## Objective:
Which lines of the records contain "doit"? Collect every one of them.

++++ Dataset entries

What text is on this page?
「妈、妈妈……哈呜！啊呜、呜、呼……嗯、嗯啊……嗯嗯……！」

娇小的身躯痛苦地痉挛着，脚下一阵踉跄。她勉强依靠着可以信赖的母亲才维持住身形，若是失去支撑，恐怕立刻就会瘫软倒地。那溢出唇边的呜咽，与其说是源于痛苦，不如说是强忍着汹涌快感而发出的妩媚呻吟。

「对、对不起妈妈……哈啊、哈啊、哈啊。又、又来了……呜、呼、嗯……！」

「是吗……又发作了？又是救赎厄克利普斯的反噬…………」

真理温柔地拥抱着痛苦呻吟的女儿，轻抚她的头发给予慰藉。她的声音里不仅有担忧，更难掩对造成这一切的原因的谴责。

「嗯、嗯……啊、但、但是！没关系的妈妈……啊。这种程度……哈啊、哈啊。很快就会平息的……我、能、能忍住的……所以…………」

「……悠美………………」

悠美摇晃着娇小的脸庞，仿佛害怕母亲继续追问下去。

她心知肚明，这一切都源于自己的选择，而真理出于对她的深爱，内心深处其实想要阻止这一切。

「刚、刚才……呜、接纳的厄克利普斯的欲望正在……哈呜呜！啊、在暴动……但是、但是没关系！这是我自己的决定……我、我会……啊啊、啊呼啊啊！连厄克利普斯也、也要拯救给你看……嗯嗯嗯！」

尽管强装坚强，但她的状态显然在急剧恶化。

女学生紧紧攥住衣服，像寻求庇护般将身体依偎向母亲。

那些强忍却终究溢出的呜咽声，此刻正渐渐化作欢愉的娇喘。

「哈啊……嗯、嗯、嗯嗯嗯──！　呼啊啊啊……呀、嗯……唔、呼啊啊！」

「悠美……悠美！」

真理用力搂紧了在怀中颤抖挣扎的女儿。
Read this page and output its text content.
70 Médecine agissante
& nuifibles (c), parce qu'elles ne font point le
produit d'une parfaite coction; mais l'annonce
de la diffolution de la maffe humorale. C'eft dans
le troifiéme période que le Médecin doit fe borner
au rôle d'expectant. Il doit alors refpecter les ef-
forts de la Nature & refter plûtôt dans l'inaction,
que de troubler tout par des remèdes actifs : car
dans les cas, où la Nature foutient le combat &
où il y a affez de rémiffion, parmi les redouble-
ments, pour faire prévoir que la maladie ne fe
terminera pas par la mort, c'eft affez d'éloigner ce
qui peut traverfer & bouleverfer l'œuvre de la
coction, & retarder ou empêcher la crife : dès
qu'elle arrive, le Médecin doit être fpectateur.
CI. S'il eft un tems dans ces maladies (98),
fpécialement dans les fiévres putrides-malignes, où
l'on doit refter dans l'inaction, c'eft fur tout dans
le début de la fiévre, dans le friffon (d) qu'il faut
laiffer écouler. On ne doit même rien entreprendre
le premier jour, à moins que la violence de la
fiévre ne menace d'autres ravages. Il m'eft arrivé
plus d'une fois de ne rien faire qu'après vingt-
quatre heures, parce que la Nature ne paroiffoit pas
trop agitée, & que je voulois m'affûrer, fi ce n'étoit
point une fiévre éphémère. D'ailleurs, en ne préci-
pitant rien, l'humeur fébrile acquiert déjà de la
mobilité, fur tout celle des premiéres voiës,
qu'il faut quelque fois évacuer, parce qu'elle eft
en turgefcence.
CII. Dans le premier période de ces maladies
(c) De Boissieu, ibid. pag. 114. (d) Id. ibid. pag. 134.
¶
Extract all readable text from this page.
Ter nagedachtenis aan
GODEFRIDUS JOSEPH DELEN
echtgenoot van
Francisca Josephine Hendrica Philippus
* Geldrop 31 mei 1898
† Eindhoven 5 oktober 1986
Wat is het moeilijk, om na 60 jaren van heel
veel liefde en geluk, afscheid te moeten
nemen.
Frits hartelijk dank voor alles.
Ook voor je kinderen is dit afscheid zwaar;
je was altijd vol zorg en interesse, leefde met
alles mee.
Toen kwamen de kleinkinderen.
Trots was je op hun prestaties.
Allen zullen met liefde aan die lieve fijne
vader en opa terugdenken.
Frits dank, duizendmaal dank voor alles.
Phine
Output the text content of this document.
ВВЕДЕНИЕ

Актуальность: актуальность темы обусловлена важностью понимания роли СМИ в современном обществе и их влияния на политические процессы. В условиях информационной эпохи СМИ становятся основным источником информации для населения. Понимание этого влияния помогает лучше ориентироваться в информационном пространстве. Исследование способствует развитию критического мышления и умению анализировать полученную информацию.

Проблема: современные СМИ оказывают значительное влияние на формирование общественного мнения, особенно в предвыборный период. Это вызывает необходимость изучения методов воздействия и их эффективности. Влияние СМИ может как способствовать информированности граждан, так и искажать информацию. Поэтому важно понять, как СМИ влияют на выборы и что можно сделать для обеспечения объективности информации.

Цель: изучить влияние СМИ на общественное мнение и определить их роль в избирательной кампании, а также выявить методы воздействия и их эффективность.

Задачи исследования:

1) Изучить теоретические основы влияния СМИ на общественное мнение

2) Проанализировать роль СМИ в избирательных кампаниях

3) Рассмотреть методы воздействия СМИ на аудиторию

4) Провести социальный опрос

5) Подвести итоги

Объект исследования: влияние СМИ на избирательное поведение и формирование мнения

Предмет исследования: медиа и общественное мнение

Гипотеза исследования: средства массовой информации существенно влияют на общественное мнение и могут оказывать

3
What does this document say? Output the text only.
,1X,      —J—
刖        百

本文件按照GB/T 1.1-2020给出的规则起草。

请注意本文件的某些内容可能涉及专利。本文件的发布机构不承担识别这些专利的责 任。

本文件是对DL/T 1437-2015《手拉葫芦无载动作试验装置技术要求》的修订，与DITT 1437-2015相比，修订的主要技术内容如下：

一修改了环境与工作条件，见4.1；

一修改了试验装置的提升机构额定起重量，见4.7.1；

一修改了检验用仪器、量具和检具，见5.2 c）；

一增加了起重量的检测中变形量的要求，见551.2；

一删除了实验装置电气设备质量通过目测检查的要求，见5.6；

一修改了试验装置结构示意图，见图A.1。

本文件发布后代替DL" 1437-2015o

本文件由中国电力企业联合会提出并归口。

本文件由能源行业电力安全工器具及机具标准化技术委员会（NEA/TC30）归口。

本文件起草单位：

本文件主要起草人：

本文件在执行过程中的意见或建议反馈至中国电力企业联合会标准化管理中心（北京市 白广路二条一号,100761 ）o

++++++++

## Response to the task:
le troifiéme période que le Médecin doit fe borner
au rôle d'expectant. Il doit alors refpecter les ef-
qu'elle arrive, le Médecin doit être fpectateur.
l'on doit refter dans l'inaction, c'eft fur tout dans
laiffer écouler. On ne doit même rien entreprendre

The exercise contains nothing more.